[Records from a collection of figures]
========================================================================

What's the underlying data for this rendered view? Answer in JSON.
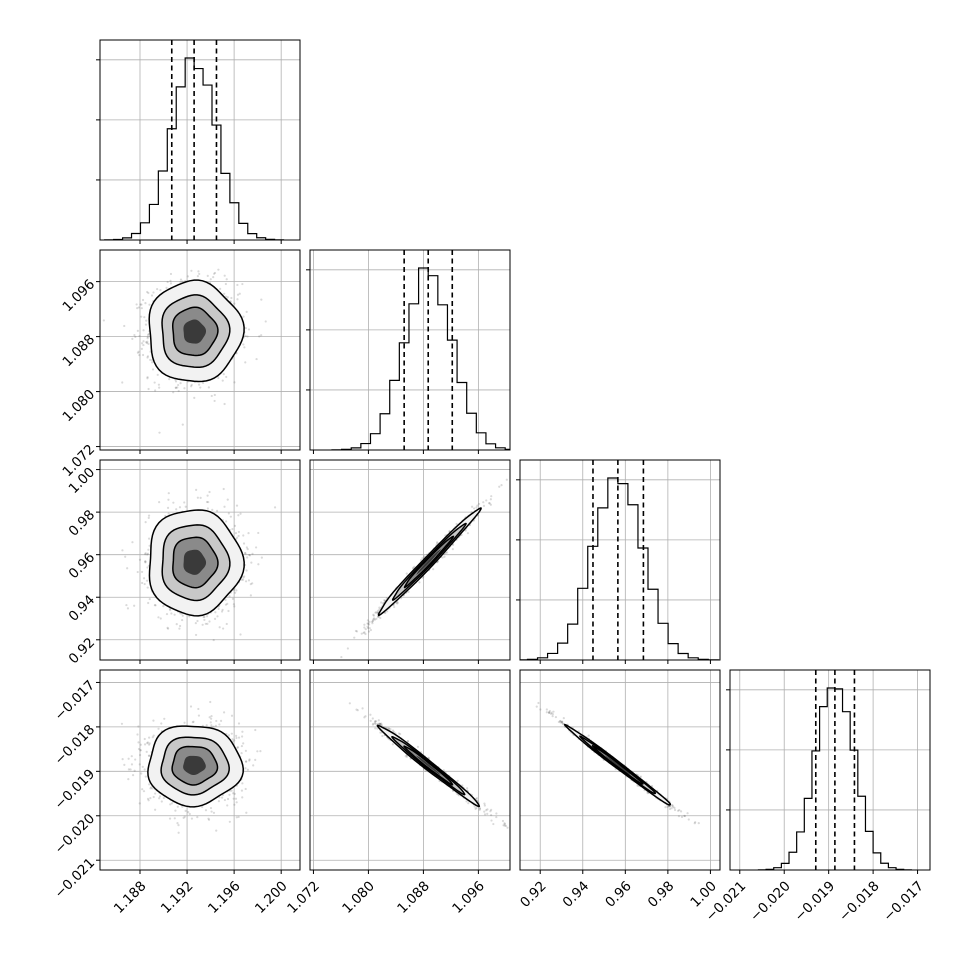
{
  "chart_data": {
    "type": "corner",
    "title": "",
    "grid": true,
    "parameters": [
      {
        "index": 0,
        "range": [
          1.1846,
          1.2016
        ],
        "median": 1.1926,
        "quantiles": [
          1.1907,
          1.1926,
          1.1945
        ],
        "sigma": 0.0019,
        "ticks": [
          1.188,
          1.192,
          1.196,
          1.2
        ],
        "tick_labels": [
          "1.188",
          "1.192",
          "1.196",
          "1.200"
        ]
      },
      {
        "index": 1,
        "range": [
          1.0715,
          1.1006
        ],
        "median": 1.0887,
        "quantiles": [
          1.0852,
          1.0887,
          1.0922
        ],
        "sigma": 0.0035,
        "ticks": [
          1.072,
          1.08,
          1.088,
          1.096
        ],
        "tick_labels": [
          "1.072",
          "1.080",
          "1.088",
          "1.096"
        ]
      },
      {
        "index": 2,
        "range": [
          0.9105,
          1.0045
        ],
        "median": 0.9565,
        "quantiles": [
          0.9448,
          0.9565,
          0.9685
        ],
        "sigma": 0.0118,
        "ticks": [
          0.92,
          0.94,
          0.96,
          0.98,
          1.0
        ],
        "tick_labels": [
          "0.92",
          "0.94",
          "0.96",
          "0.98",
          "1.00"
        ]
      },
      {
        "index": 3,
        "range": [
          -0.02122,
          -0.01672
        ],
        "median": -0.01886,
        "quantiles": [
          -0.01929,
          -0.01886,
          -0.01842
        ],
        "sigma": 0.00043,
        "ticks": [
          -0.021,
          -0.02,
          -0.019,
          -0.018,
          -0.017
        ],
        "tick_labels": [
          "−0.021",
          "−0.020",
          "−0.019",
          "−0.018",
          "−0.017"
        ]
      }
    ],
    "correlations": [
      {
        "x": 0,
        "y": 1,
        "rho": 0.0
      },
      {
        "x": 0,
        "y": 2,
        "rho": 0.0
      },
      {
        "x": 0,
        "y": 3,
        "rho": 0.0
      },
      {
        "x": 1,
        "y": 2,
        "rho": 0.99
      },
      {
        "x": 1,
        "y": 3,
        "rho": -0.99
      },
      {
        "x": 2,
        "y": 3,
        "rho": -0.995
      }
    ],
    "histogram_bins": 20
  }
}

========================================================================

## Task objective
Copy every line in the listing above where the string "sigma" turns up.

## Complete response
        "sigma": 0.0019,
        "sigma": 0.0035,
        "sigma": 0.0118,
        "sigma": 0.00043,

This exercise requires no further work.